> Aim
Leave out the pictures and repeat every record exactly.

»»

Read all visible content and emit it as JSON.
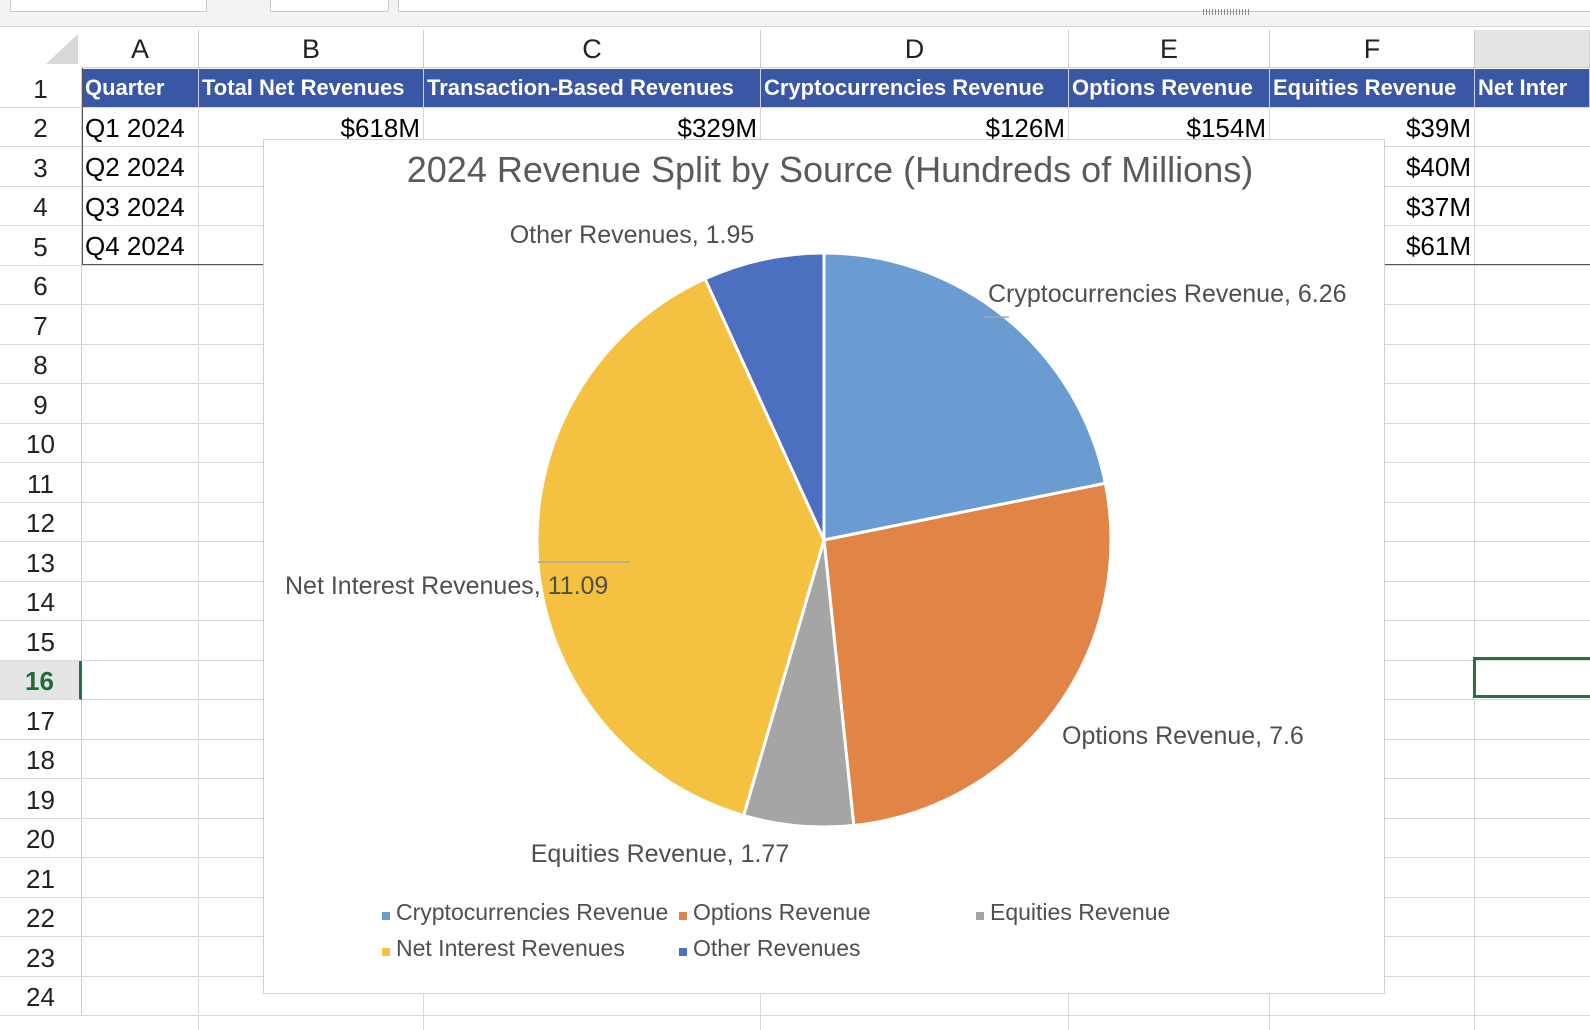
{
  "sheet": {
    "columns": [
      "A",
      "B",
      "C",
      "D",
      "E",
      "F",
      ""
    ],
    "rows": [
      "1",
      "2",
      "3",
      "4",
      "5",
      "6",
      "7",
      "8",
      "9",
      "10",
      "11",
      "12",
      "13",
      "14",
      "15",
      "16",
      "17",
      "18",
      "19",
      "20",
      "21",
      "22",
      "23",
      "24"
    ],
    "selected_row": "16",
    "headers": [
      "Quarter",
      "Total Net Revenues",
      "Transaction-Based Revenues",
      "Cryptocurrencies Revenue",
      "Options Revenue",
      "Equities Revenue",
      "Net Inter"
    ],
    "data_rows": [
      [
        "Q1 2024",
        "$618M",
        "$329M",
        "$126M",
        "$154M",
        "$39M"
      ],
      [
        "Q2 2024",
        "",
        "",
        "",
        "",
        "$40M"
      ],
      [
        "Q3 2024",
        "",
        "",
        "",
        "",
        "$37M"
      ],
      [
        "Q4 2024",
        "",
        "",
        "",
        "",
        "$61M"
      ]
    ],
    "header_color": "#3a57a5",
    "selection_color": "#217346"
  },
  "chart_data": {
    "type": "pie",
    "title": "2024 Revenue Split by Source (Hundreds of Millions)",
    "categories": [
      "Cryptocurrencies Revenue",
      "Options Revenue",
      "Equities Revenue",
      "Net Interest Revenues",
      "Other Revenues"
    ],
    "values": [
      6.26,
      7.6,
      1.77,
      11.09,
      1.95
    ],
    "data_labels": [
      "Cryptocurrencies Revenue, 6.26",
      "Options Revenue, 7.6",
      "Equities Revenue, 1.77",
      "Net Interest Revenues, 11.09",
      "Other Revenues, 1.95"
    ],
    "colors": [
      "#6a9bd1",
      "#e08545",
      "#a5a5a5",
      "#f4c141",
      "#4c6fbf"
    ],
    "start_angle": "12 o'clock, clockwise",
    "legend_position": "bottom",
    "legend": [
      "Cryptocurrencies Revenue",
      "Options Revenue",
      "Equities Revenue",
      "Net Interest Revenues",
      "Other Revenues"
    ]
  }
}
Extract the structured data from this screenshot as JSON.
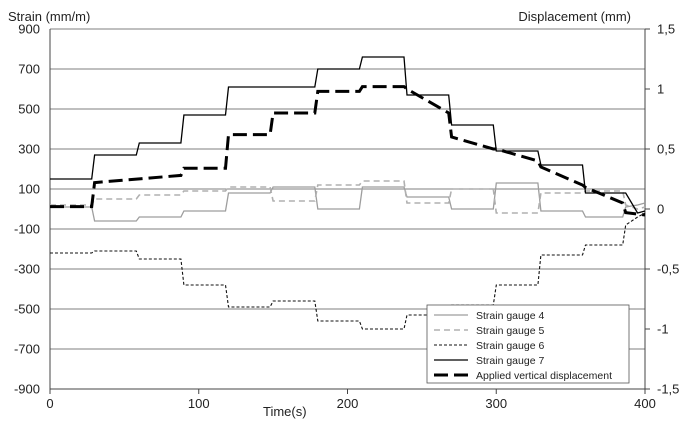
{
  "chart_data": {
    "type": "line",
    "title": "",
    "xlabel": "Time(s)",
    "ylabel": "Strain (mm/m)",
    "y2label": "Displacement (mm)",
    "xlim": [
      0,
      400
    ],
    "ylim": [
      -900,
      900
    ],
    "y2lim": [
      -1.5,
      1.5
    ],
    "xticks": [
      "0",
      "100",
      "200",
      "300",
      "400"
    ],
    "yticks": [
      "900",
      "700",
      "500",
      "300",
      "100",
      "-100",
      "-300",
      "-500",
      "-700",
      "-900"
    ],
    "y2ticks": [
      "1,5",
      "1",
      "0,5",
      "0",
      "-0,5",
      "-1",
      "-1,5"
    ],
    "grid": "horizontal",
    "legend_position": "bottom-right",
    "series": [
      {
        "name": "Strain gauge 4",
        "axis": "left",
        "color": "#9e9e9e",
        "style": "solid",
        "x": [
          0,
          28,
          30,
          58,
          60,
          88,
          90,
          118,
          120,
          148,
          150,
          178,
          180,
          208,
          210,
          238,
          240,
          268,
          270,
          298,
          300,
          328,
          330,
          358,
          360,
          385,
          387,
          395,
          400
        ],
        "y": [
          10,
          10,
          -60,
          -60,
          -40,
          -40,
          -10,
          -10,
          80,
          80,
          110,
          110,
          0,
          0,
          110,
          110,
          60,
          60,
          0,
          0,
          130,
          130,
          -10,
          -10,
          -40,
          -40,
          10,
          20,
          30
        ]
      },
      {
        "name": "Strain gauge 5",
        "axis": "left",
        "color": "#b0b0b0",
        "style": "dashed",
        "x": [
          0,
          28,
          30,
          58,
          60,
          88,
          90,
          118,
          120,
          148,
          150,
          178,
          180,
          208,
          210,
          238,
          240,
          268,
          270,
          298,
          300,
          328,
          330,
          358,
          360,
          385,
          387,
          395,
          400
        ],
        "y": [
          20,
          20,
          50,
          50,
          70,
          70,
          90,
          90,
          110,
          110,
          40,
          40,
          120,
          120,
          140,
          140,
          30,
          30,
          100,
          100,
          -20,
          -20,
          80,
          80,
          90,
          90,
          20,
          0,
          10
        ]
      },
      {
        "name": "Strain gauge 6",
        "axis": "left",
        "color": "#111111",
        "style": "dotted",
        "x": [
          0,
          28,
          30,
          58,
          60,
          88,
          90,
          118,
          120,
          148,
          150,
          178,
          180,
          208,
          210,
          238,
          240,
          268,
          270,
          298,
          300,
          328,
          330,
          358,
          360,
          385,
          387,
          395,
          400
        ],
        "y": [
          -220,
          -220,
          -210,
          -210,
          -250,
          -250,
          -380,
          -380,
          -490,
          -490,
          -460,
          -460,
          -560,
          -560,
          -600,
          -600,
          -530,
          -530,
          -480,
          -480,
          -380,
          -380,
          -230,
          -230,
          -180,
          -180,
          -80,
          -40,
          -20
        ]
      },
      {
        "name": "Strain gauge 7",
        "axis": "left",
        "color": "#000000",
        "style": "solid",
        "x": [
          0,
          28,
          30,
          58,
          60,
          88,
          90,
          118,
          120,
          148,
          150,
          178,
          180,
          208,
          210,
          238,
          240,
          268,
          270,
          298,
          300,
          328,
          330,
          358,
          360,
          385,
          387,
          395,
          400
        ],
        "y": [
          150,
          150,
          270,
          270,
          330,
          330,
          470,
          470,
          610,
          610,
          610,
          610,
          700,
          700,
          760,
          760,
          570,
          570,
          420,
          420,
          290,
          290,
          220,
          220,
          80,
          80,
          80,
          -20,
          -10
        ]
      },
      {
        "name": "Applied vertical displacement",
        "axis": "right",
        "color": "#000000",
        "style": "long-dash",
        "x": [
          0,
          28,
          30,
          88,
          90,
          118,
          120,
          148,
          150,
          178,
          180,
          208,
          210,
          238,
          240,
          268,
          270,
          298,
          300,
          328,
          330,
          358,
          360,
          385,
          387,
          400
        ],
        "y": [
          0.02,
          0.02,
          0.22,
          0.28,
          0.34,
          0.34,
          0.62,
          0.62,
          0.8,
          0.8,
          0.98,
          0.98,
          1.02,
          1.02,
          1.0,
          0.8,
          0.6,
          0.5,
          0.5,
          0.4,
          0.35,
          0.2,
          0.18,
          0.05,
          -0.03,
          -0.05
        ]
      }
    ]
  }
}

««

> Reply
Read all visible content and emit it as JSON.
{
  "sheet": {
    "columns": [
      "A",
      "B",
      "C",
      "D",
      "E",
      "F",
      ""
    ],
    "rows": [
      "1",
      "2",
      "3",
      "4",
      "5",
      "6",
      "7",
      "8",
      "9",
      "10",
      "11",
      "12",
      "13",
      "14",
      "15",
      "16",
      "17",
      "18",
      "19",
      "20",
      "21",
      "22",
      "23",
      "24"
    ],
    "selected_row": "16",
    "headers": [
      "Quarter",
      "Total Net Revenues",
      "Transaction-Based Revenues",
      "Cryptocurrencies Revenue",
      "Options Revenue",
      "Equities Revenue",
      "Net Inter"
    ],
    "data_rows": [
      [
        "Q1 2024",
        "$618M",
        "$329M",
        "$126M",
        "$154M",
        "$39M"
      ],
      [
        "Q2 2024",
        "",
        "",
        "",
        "",
        "$40M"
      ],
      [
        "Q3 2024",
        "",
        "",
        "",
        "",
        "$37M"
      ],
      [
        "Q4 2024",
        "",
        "",
        "",
        "",
        "$61M"
      ]
    ],
    "header_color": "#3a57a5",
    "selection_color": "#217346"
  },
  "chart_data": {
    "type": "pie",
    "title": "2024 Revenue Split by Source (Hundreds of Millions)",
    "categories": [
      "Cryptocurrencies Revenue",
      "Options Revenue",
      "Equities Revenue",
      "Net Interest Revenues",
      "Other Revenues"
    ],
    "values": [
      6.26,
      7.6,
      1.77,
      11.09,
      1.95
    ],
    "data_labels": [
      "Cryptocurrencies Revenue, 6.26",
      "Options Revenue, 7.6",
      "Equities Revenue, 1.77",
      "Net Interest Revenues, 11.09",
      "Other Revenues, 1.95"
    ],
    "colors": [
      "#6a9bd1",
      "#e08545",
      "#a5a5a5",
      "#f4c141",
      "#4c6fbf"
    ],
    "start_angle": "12 o'clock, clockwise",
    "legend_position": "bottom",
    "legend": [
      "Cryptocurrencies Revenue",
      "Options Revenue",
      "Equities Revenue",
      "Net Interest Revenues",
      "Other Revenues"
    ]
  }
}
Extract the structured data from this screenshot as JSON.
{
  "chart_data": {
    "type": "line",
    "title": "",
    "xlabel": "Time(s)",
    "ylabel": "Strain (mm/m)",
    "y2label": "Displacement (mm)",
    "xlim": [
      0,
      400
    ],
    "ylim": [
      -900,
      900
    ],
    "y2lim": [
      -1.5,
      1.5
    ],
    "xticks": [
      "0",
      "100",
      "200",
      "300",
      "400"
    ],
    "yticks": [
      "900",
      "700",
      "500",
      "300",
      "100",
      "-100",
      "-300",
      "-500",
      "-700",
      "-900"
    ],
    "y2ticks": [
      "1,5",
      "1",
      "0,5",
      "0",
      "-0,5",
      "-1",
      "-1,5"
    ],
    "grid": "horizontal",
    "legend_position": "bottom-right",
    "series": [
      {
        "name": "Strain gauge 4",
        "axis": "left",
        "color": "#9e9e9e",
        "style": "solid",
        "x": [
          0,
          28,
          30,
          58,
          60,
          88,
          90,
          118,
          120,
          148,
          150,
          178,
          180,
          208,
          210,
          238,
          240,
          268,
          270,
          298,
          300,
          328,
          330,
          358,
          360,
          385,
          387,
          395,
          400
        ],
        "y": [
          10,
          10,
          -60,
          -60,
          -40,
          -40,
          -10,
          -10,
          80,
          80,
          110,
          110,
          0,
          0,
          110,
          110,
          60,
          60,
          0,
          0,
          130,
          130,
          -10,
          -10,
          -40,
          -40,
          10,
          20,
          30
        ]
      },
      {
        "name": "Strain gauge 5",
        "axis": "left",
        "color": "#b0b0b0",
        "style": "dashed",
        "x": [
          0,
          28,
          30,
          58,
          60,
          88,
          90,
          118,
          120,
          148,
          150,
          178,
          180,
          208,
          210,
          238,
          240,
          268,
          270,
          298,
          300,
          328,
          330,
          358,
          360,
          385,
          387,
          395,
          400
        ],
        "y": [
          20,
          20,
          50,
          50,
          70,
          70,
          90,
          90,
          110,
          110,
          40,
          40,
          120,
          120,
          140,
          140,
          30,
          30,
          100,
          100,
          -20,
          -20,
          80,
          80,
          90,
          90,
          20,
          0,
          10
        ]
      },
      {
        "name": "Strain gauge 6",
        "axis": "left",
        "color": "#111111",
        "style": "dotted",
        "x": [
          0,
          28,
          30,
          58,
          60,
          88,
          90,
          118,
          120,
          148,
          150,
          178,
          180,
          208,
          210,
          238,
          240,
          268,
          270,
          298,
          300,
          328,
          330,
          358,
          360,
          385,
          387,
          395,
          400
        ],
        "y": [
          -220,
          -220,
          -210,
          -210,
          -250,
          -250,
          -380,
          -380,
          -490,
          -490,
          -460,
          -460,
          -560,
          -560,
          -600,
          -600,
          -530,
          -530,
          -480,
          -480,
          -380,
          -380,
          -230,
          -230,
          -180,
          -180,
          -80,
          -40,
          -20
        ]
      },
      {
        "name": "Strain gauge 7",
        "axis": "left",
        "color": "#000000",
        "style": "solid",
        "x": [
          0,
          28,
          30,
          58,
          60,
          88,
          90,
          118,
          120,
          148,
          150,
          178,
          180,
          208,
          210,
          238,
          240,
          268,
          270,
          298,
          300,
          328,
          330,
          358,
          360,
          385,
          387,
          395,
          400
        ],
        "y": [
          150,
          150,
          270,
          270,
          330,
          330,
          470,
          470,
          610,
          610,
          610,
          610,
          700,
          700,
          760,
          760,
          570,
          570,
          420,
          420,
          290,
          290,
          220,
          220,
          80,
          80,
          80,
          -20,
          -10
        ]
      },
      {
        "name": "Applied vertical displacement",
        "axis": "right",
        "color": "#000000",
        "style": "long-dash",
        "x": [
          0,
          28,
          30,
          88,
          90,
          118,
          120,
          148,
          150,
          178,
          180,
          208,
          210,
          238,
          240,
          268,
          270,
          298,
          300,
          328,
          330,
          358,
          360,
          385,
          387,
          400
        ],
        "y": [
          0.02,
          0.02,
          0.22,
          0.28,
          0.34,
          0.34,
          0.62,
          0.62,
          0.8,
          0.8,
          0.98,
          0.98,
          1.02,
          1.02,
          1.0,
          0.8,
          0.6,
          0.5,
          0.5,
          0.4,
          0.35,
          0.2,
          0.18,
          0.05,
          -0.03,
          -0.05
        ]
      }
    ]
  }
}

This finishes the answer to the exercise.